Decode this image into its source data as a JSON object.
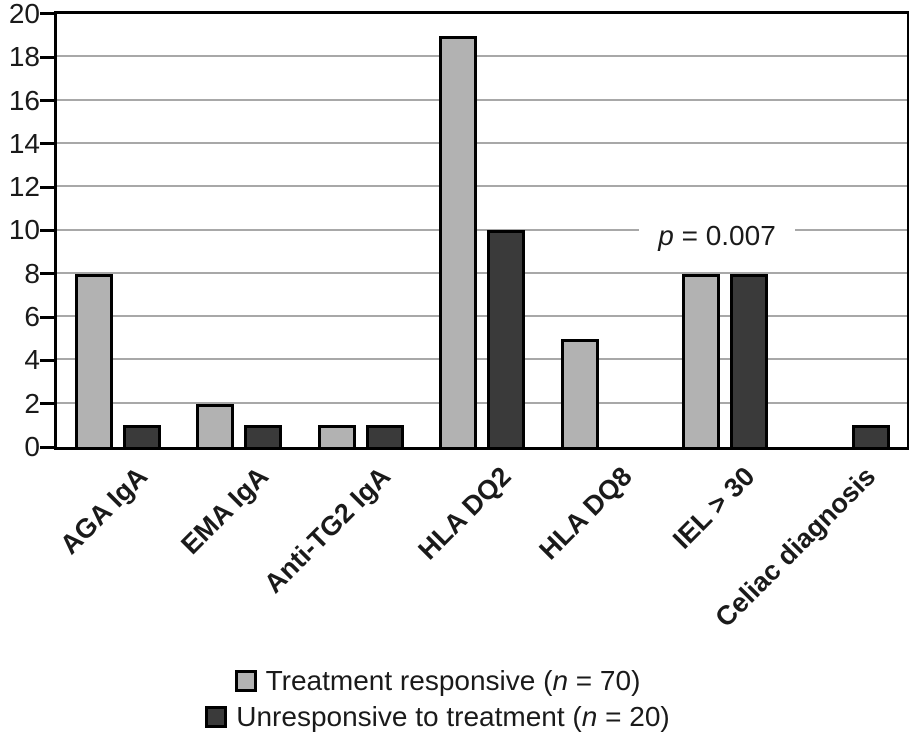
{
  "chart_data": {
    "type": "bar",
    "title": "",
    "xlabel": "",
    "ylabel": "",
    "categories": [
      "AGA IgA",
      "EMA IgA",
      "Anti-TG2 IgA",
      "HLA DQ2",
      "HLA DQ8",
      "IEL > 30",
      "Celiac diagnosis"
    ],
    "series": [
      {
        "name": "Treatment responsive (n = 70)",
        "color": "#b2b2b2",
        "values": [
          8,
          2,
          1,
          19,
          5,
          8,
          0
        ]
      },
      {
        "name": "Unresponsive to treatment (n = 20)",
        "color": "#3a3a3a",
        "values": [
          1,
          1,
          1,
          10,
          0,
          8,
          1
        ]
      }
    ],
    "ylim": [
      0,
      20
    ],
    "ytick_interval": 2,
    "grid": true,
    "legend_position": "bottom",
    "annotations": [
      {
        "text": "p = 0.007",
        "above_category": "IEL > 30",
        "y_value": 10
      }
    ]
  },
  "y_axis": {
    "ticks": [
      "20",
      "18",
      "16",
      "14",
      "12",
      "10",
      "8",
      "6",
      "4",
      "2",
      "0"
    ]
  },
  "annotation": {
    "var": "p",
    "rest": " = 0.007"
  },
  "legend": {
    "items": [
      {
        "pre": "Treatment responsive (",
        "var": "n",
        "post": " = 70)"
      },
      {
        "pre": "Unresponsive to treatment (",
        "var": "n",
        "post": " = 20)"
      }
    ]
  },
  "colors": {
    "series_light": "#b2b2b2",
    "series_dark": "#3a3a3a",
    "gridline": "#a8a8a8",
    "axis": "#000000",
    "background": "#ffffff",
    "text": "#1a1a1a"
  }
}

-*-

Gather each line holding the string "Unresponsive".

        "name": "Unresponsive to treatment (n = 20)",
        "pre": "Unresponsive to treatment (",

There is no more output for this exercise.